## WORK TO BE COMPLETED:
Below are some records. Say how many of their lines include the string "this", giving only the number.

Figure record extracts
-- Begin --

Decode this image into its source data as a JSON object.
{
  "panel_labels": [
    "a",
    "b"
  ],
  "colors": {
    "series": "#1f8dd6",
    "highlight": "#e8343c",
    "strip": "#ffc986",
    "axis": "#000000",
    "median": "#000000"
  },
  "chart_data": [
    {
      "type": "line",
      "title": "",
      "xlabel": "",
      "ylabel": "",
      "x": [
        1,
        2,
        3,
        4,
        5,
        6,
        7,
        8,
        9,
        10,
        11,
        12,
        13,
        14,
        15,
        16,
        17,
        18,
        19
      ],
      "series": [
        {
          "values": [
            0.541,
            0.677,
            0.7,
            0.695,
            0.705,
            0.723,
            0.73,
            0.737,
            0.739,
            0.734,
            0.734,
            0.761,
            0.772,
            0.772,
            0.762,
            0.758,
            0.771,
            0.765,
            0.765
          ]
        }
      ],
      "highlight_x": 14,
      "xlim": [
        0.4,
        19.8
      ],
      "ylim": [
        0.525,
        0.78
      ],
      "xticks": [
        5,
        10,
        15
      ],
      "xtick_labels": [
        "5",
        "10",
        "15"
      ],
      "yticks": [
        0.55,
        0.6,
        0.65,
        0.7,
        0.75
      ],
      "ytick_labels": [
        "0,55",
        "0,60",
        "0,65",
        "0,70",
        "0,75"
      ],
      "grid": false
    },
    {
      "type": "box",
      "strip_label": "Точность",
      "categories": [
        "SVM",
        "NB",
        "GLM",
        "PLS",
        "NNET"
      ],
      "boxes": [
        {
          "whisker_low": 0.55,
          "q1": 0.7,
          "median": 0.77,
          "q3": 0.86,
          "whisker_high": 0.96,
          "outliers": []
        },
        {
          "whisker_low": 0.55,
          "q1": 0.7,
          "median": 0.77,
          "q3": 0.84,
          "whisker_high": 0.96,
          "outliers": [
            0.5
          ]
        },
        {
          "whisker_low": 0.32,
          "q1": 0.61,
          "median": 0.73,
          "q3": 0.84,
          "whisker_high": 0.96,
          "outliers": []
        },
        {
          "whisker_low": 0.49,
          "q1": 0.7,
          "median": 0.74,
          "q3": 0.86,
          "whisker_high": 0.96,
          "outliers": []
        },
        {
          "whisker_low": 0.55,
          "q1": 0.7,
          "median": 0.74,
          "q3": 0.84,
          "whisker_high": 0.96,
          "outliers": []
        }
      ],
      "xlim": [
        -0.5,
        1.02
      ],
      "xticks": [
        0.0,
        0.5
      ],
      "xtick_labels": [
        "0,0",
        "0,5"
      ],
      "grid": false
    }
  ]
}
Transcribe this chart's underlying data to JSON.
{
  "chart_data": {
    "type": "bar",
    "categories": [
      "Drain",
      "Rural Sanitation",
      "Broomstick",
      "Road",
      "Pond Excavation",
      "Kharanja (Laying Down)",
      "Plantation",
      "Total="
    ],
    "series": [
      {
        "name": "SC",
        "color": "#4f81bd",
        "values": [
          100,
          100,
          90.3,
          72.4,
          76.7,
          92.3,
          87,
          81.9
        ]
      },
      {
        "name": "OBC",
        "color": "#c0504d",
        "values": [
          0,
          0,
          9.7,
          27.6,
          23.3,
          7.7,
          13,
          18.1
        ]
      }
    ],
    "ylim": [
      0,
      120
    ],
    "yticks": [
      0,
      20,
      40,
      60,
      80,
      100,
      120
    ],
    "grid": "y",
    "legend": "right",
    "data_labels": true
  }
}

-- End --

## FULL ANSWER:
2